__Given data__:
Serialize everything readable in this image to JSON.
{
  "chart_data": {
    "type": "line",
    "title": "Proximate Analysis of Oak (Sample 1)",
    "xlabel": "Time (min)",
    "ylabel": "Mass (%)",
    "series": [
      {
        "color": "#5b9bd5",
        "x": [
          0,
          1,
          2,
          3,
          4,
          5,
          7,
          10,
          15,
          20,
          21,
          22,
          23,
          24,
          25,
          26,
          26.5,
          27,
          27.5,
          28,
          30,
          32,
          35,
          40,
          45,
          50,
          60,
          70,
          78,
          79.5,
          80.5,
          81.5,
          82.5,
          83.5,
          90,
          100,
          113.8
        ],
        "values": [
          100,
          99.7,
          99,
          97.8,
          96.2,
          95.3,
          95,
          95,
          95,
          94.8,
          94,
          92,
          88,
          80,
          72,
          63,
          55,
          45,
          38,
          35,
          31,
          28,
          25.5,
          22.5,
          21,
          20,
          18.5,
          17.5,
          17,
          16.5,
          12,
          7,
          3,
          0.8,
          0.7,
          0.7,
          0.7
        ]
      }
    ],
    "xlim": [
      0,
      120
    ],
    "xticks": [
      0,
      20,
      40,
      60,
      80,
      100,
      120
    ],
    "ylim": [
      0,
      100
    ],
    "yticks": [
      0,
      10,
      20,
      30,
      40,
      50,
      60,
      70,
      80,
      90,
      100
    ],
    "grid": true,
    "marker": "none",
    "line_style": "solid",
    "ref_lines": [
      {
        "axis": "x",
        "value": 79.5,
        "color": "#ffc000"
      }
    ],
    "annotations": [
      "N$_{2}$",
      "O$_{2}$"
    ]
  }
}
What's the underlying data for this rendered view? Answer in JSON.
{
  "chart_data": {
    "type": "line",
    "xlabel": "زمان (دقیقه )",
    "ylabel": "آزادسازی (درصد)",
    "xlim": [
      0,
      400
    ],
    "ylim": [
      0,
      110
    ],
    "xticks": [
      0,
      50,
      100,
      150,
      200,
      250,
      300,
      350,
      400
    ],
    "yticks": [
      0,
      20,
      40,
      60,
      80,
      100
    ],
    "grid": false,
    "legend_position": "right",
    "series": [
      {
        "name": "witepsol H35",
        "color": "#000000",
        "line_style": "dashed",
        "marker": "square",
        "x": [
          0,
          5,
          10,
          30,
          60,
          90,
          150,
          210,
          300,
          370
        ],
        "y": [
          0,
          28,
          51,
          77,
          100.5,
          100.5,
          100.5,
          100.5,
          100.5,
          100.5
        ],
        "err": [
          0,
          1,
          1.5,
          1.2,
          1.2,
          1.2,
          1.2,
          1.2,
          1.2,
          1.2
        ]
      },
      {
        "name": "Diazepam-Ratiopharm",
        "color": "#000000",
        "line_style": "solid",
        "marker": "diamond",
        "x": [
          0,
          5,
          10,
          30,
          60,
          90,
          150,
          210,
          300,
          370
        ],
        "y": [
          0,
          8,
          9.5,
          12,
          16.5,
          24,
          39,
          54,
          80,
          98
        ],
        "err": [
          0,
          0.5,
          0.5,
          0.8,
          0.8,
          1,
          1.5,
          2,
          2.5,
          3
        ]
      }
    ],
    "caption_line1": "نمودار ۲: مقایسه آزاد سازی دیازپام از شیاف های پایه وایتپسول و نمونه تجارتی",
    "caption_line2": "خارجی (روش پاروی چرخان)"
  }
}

__Written problem__: Work through the records line by line and tally those holding "JSON". Reply with the number alone.

__Solution__: 2